Required task — Scan the entries below and extract each line with the word "name" in it.

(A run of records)
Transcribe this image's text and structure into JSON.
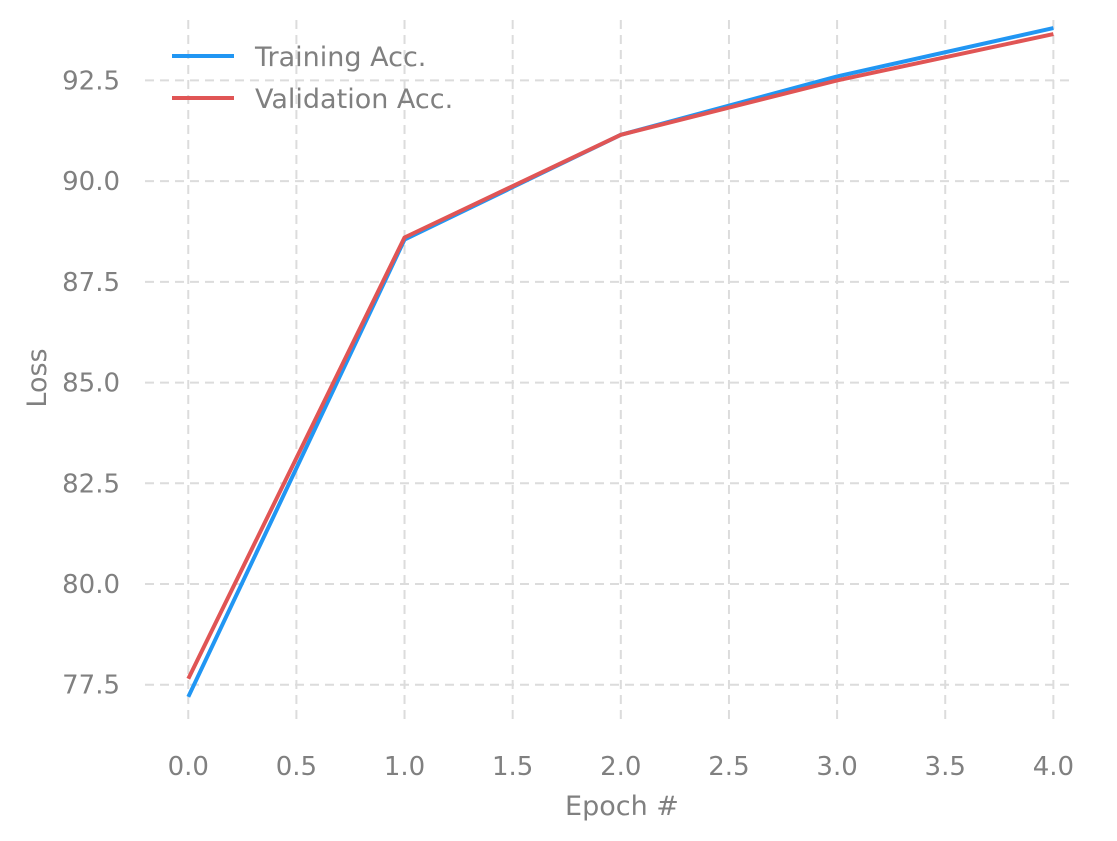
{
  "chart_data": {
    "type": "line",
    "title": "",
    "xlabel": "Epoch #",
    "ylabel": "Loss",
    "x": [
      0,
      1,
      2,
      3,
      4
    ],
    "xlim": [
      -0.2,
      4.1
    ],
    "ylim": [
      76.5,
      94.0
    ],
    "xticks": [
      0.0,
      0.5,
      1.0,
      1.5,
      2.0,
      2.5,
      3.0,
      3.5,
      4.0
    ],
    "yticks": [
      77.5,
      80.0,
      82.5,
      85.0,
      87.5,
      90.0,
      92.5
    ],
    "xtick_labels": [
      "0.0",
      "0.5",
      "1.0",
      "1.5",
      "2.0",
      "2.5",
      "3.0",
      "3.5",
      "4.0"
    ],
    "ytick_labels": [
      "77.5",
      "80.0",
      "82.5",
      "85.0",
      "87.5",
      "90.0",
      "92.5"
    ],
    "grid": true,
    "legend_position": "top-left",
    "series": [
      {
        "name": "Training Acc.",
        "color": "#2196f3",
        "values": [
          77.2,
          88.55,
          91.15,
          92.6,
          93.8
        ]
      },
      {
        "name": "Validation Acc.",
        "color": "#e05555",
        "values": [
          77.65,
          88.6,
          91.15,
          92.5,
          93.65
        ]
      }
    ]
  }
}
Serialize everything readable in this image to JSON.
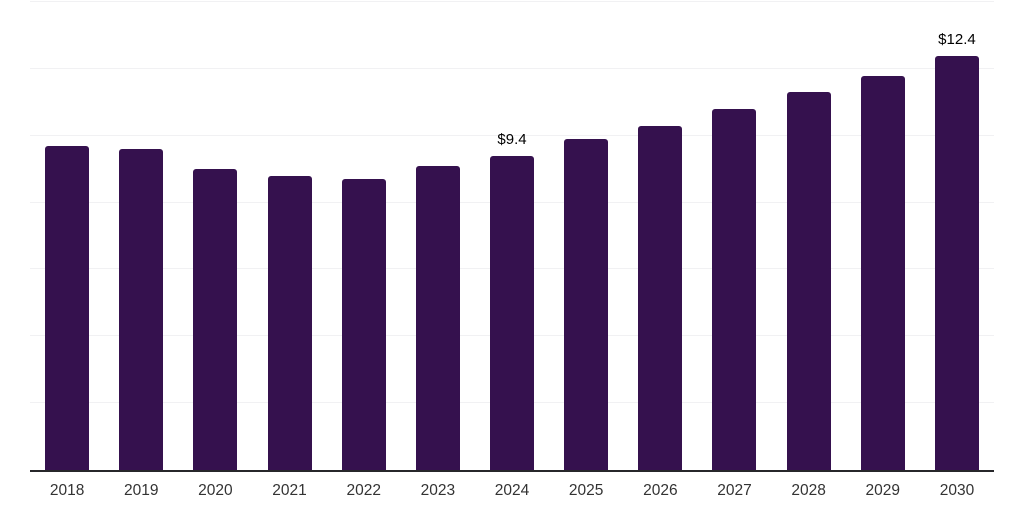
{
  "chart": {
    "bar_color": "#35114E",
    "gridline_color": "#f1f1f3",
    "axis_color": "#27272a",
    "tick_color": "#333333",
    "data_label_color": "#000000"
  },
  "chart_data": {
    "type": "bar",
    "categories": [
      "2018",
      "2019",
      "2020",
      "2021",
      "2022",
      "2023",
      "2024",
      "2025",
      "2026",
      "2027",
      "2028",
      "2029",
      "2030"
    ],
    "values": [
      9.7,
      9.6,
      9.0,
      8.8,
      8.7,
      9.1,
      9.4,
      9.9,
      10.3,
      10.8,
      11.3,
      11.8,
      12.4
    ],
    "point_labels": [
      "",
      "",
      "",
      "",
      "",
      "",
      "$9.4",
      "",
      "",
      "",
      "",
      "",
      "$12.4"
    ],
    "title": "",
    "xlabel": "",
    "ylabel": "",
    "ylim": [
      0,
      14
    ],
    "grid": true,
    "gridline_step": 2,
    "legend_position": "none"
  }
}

Solution for this problem —
        "name": "Training Acc.",
        "name": "Validation Acc.",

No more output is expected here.